■ Stated exercise
Each line below should be retyped exactly, with no pictures.

■ Record excerpts
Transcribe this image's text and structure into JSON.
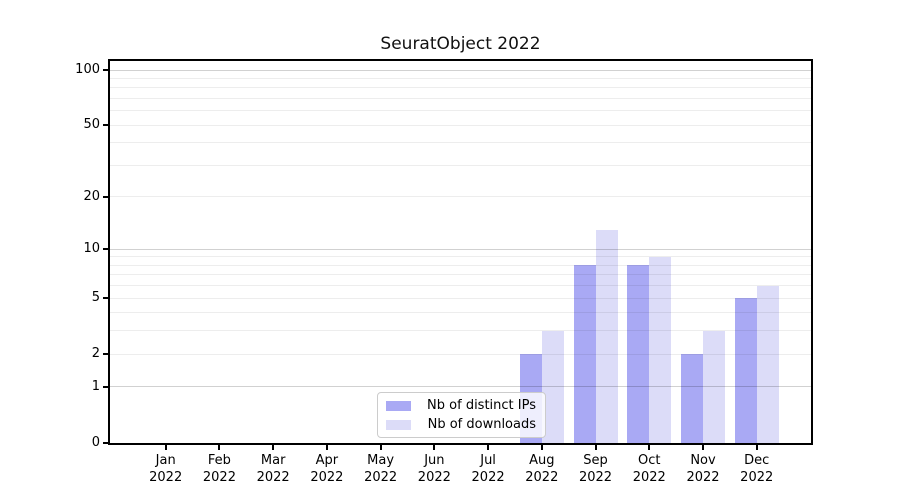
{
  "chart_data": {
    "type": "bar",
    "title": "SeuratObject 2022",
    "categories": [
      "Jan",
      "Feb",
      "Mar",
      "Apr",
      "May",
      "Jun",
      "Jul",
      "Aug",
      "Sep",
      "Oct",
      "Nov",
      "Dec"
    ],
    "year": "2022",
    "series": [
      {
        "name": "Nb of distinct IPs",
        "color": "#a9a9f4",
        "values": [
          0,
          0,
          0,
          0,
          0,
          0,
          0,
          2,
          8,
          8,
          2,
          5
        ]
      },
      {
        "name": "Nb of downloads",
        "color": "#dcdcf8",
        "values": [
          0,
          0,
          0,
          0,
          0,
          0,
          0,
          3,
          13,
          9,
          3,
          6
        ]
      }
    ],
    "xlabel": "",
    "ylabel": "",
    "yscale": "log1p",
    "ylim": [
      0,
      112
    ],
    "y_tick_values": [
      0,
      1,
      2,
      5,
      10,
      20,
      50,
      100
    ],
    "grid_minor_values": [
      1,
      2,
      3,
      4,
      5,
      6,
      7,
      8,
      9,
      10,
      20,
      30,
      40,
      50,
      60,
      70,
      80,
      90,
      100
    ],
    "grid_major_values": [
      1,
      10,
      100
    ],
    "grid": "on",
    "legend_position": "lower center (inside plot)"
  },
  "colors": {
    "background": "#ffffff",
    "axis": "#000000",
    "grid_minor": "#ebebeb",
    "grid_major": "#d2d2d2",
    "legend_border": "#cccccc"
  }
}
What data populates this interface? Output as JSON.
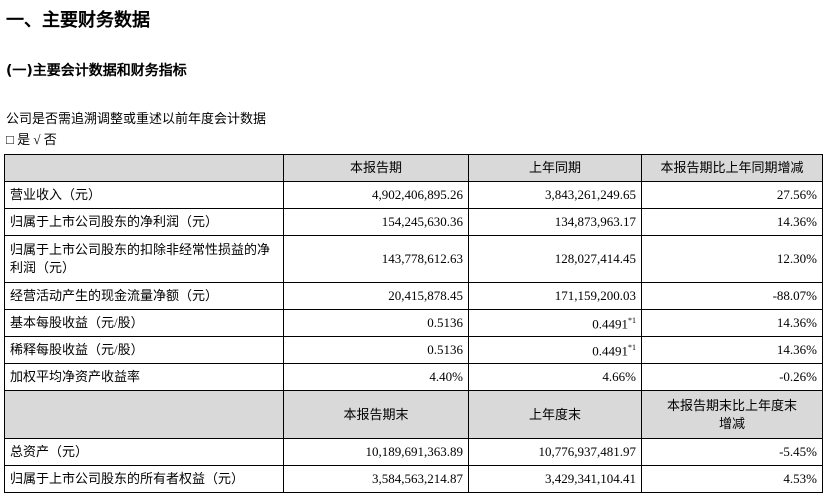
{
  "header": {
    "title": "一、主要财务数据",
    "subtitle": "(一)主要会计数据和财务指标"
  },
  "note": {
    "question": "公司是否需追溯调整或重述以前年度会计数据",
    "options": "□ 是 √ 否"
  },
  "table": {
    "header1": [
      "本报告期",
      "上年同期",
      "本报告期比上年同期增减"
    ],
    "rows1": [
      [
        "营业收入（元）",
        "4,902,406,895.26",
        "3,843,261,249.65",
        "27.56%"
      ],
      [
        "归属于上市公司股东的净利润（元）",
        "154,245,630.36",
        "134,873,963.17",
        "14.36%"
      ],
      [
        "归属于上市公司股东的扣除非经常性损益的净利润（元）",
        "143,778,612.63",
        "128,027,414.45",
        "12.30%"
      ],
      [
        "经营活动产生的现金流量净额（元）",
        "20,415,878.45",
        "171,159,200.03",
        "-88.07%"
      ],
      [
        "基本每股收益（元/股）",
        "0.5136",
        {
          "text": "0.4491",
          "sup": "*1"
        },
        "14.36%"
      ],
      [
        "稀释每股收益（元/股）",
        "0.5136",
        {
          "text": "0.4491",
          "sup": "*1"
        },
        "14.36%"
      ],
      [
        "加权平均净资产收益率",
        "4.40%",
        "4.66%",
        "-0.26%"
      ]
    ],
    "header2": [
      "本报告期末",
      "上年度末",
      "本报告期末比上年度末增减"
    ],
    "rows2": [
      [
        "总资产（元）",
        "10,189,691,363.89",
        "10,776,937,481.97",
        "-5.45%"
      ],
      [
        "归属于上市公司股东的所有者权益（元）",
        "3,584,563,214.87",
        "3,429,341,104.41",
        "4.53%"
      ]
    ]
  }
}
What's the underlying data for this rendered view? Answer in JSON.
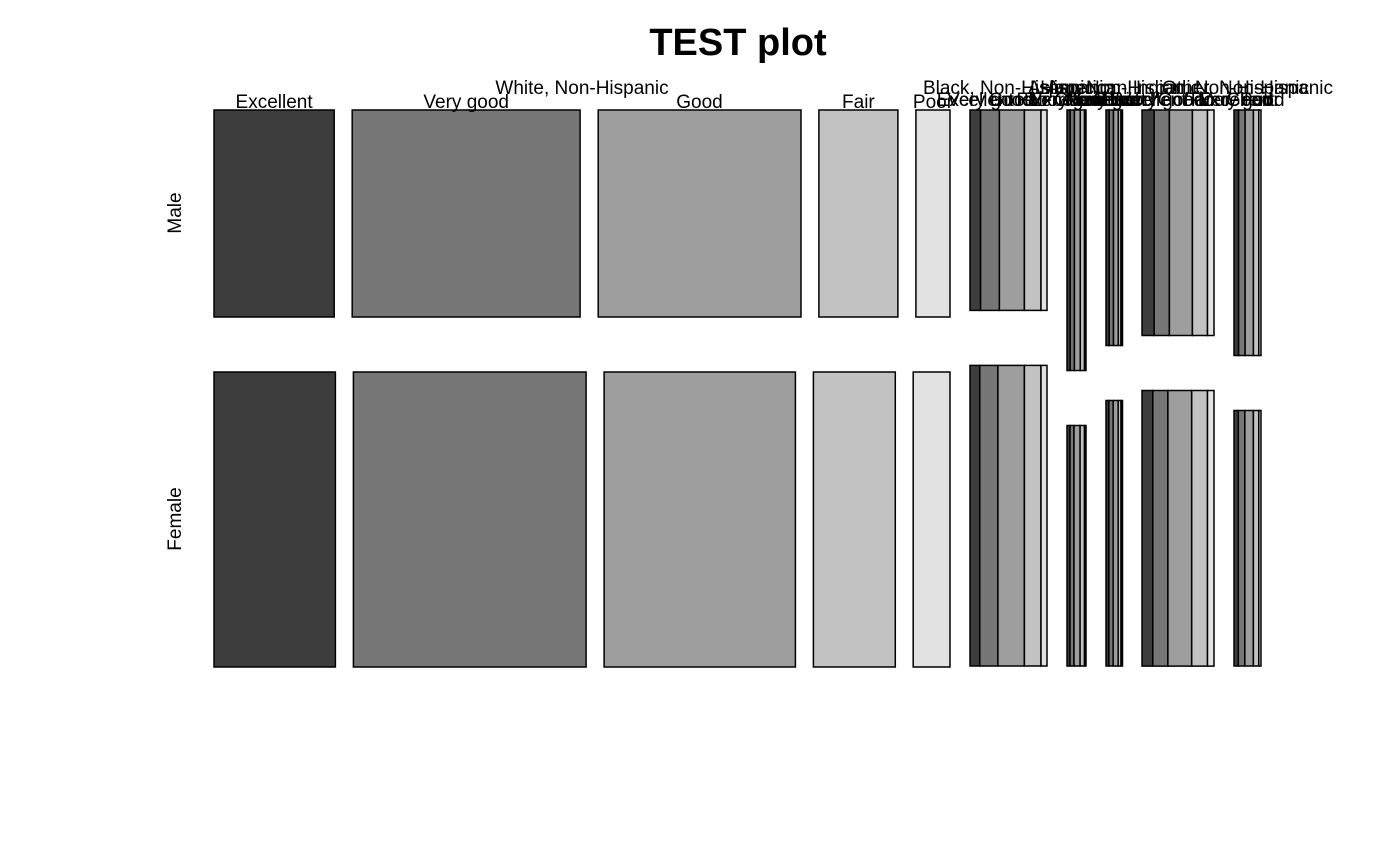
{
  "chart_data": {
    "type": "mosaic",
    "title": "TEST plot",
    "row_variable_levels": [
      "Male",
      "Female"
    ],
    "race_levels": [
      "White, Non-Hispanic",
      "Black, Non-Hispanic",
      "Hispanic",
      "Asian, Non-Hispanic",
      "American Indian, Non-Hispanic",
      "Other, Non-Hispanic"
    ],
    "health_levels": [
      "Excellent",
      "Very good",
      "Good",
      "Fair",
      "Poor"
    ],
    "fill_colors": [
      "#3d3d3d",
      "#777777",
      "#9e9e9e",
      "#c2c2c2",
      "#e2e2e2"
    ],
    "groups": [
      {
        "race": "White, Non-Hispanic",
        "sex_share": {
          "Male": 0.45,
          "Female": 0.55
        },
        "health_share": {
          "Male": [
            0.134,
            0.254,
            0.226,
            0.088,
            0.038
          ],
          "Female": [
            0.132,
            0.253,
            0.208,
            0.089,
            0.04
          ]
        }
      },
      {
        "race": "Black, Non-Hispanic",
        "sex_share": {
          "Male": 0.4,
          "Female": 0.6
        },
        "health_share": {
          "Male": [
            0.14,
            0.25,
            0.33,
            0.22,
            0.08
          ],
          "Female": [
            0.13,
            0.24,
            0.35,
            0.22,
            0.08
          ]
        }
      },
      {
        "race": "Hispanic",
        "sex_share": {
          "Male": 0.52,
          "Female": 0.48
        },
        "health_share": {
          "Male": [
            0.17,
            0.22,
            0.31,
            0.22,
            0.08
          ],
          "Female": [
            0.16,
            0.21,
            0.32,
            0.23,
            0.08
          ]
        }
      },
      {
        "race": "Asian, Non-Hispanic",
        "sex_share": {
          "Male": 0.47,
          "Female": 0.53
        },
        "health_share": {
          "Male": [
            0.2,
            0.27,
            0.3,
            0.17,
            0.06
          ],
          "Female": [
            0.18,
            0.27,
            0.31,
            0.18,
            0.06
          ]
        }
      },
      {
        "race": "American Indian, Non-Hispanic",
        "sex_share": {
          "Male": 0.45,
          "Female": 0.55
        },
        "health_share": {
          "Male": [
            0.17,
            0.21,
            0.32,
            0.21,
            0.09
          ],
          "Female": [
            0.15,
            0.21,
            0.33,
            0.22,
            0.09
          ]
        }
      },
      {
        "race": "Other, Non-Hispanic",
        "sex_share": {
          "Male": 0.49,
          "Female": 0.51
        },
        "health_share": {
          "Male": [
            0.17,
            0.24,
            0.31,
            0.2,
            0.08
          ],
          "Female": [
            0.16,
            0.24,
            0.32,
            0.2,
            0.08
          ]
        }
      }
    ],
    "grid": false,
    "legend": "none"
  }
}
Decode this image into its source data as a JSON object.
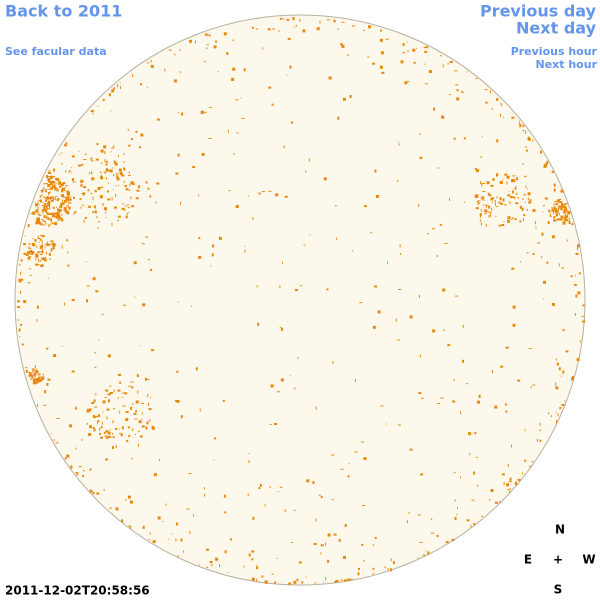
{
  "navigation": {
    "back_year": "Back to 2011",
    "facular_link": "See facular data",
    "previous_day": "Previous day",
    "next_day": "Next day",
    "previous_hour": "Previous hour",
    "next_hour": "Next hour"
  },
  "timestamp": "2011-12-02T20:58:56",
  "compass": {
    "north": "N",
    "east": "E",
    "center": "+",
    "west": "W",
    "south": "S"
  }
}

■ Reply
Transcribe this image's text and structure into JSON.
{
  "chart_data": {
    "type": "bar",
    "title": "SeuratObject 2022",
    "categories": [
      "Jan",
      "Feb",
      "Mar",
      "Apr",
      "May",
      "Jun",
      "Jul",
      "Aug",
      "Sep",
      "Oct",
      "Nov",
      "Dec"
    ],
    "year": "2022",
    "series": [
      {
        "name": "Nb of distinct IPs",
        "color": "#a9a9f4",
        "values": [
          0,
          0,
          0,
          0,
          0,
          0,
          0,
          2,
          8,
          8,
          2,
          5
        ]
      },
      {
        "name": "Nb of downloads",
        "color": "#dcdcf8",
        "values": [
          0,
          0,
          0,
          0,
          0,
          0,
          0,
          3,
          13,
          9,
          3,
          6
        ]
      }
    ],
    "xlabel": "",
    "ylabel": "",
    "yscale": "log1p",
    "ylim": [
      0,
      112
    ],
    "y_tick_values": [
      0,
      1,
      2,
      5,
      10,
      20,
      50,
      100
    ],
    "grid_minor_values": [
      1,
      2,
      3,
      4,
      5,
      6,
      7,
      8,
      9,
      10,
      20,
      30,
      40,
      50,
      60,
      70,
      80,
      90,
      100
    ],
    "grid_major_values": [
      1,
      10,
      100
    ],
    "grid": "on",
    "legend_position": "lower center (inside plot)"
  },
  "colors": {
    "background": "#ffffff",
    "axis": "#000000",
    "grid_minor": "#ebebeb",
    "grid_major": "#d2d2d2",
    "legend_border": "#cccccc"
  }
}
What data populates this interface? Output as JSON.
{
  "header": {
    "title": "一、主要财务数据",
    "subtitle": "(一)主要会计数据和财务指标"
  },
  "note": {
    "question": "公司是否需追溯调整或重述以前年度会计数据",
    "options": "□ 是 √ 否"
  },
  "table": {
    "header1": [
      "本报告期",
      "上年同期",
      "本报告期比上年同期增减"
    ],
    "rows1": [
      [
        "营业收入（元）",
        "4,902,406,895.26",
        "3,843,261,249.65",
        "27.56%"
      ],
      [
        "归属于上市公司股东的净利润（元）",
        "154,245,630.36",
        "134,873,963.17",
        "14.36%"
      ],
      [
        "归属于上市公司股东的扣除非经常性损益的净利润（元）",
        "143,778,612.63",
        "128,027,414.45",
        "12.30%"
      ],
      [
        "经营活动产生的现金流量净额（元）",
        "20,415,878.45",
        "171,159,200.03",
        "-88.07%"
      ],
      [
        "基本每股收益（元/股）",
        "0.5136",
        {
          "text": "0.4491",
          "sup": "*1"
        },
        "14.36%"
      ],
      [
        "稀释每股收益（元/股）",
        "0.5136",
        {
          "text": "0.4491",
          "sup": "*1"
        },
        "14.36%"
      ],
      [
        "加权平均净资产收益率",
        "4.40%",
        "4.66%",
        "-0.26%"
      ]
    ],
    "header2": [
      "本报告期末",
      "上年度末",
      "本报告期末比上年度末增减"
    ],
    "rows2": [
      [
        "总资产（元）",
        "10,189,691,363.89",
        "10,776,937,481.97",
        "-5.45%"
      ],
      [
        "归属于上市公司股东的所有者权益（元）",
        "3,584,563,214.87",
        "3,429,341,104.41",
        "4.53%"
      ]
    ]
  }
}
What's the underlying data for this rendered view? Answer in JSON.
{
  "chart_data": {
    "type": "mosaic",
    "title": "TEST plot",
    "row_variable_levels": [
      "Male",
      "Female"
    ],
    "race_levels": [
      "White, Non-Hispanic",
      "Black, Non-Hispanic",
      "Hispanic",
      "Asian, Non-Hispanic",
      "American Indian, Non-Hispanic",
      "Other, Non-Hispanic"
    ],
    "health_levels": [
      "Excellent",
      "Very good",
      "Good",
      "Fair",
      "Poor"
    ],
    "fill_colors": [
      "#3d3d3d",
      "#777777",
      "#9e9e9e",
      "#c2c2c2",
      "#e2e2e2"
    ],
    "groups": [
      {
        "race": "White, Non-Hispanic",
        "sex_share": {
          "Male": 0.45,
          "Female": 0.55
        },
        "health_share": {
          "Male": [
            0.134,
            0.254,
            0.226,
            0.088,
            0.038
          ],
          "Female": [
            0.132,
            0.253,
            0.208,
            0.089,
            0.04
          ]
        }
      },
      {
        "race": "Black, Non-Hispanic",
        "sex_share": {
          "Male": 0.4,
          "Female": 0.6
        },
        "health_share": {
          "Male": [
            0.14,
            0.25,
            0.33,
            0.22,
            0.08
          ],
          "Female": [
            0.13,
            0.24,
            0.35,
            0.22,
            0.08
          ]
        }
      },
      {
        "race": "Hispanic",
        "sex_share": {
          "Male": 0.52,
          "Female": 0.48
        },
        "health_share": {
          "Male": [
            0.17,
            0.22,
            0.31,
            0.22,
            0.08
          ],
          "Female": [
            0.16,
            0.21,
            0.32,
            0.23,
            0.08
          ]
        }
      },
      {
        "race": "Asian, Non-Hispanic",
        "sex_share": {
          "Male": 0.47,
          "Female": 0.53
        },
        "health_share": {
          "Male": [
            0.2,
            0.27,
            0.3,
            0.17,
            0.06
          ],
          "Female": [
            0.18,
            0.27,
            0.31,
            0.18,
            0.06
          ]
        }
      },
      {
        "race": "American Indian, Non-Hispanic",
        "sex_share": {
          "Male": 0.45,
          "Female": 0.55
        },
        "health_share": {
          "Male": [
            0.17,
            0.21,
            0.32,
            0.21,
            0.09
          ],
          "Female": [
            0.15,
            0.21,
            0.33,
            0.22,
            0.09
          ]
        }
      },
      {
        "race": "Other, Non-Hispanic",
        "sex_share": {
          "Male": 0.49,
          "Female": 0.51
        },
        "health_share": {
          "Male": [
            0.17,
            0.24,
            0.31,
            0.2,
            0.08
          ],
          "Female": [
            0.16,
            0.24,
            0.32,
            0.2,
            0.08
          ]
        }
      }
    ],
    "grid": false,
    "legend": "none"
  }
}
Decode this image into its source data as a JSON object.
{
  "navigation": {
    "back_year": "Back to 2011",
    "facular_link": "See facular data",
    "previous_day": "Previous day",
    "next_day": "Next day",
    "previous_hour": "Previous hour",
    "next_hour": "Next hour"
  },
  "timestamp": "2011-12-02T20:58:56",
  "compass": {
    "north": "N",
    "east": "E",
    "center": "+",
    "west": "W",
    "south": "S"
  }
}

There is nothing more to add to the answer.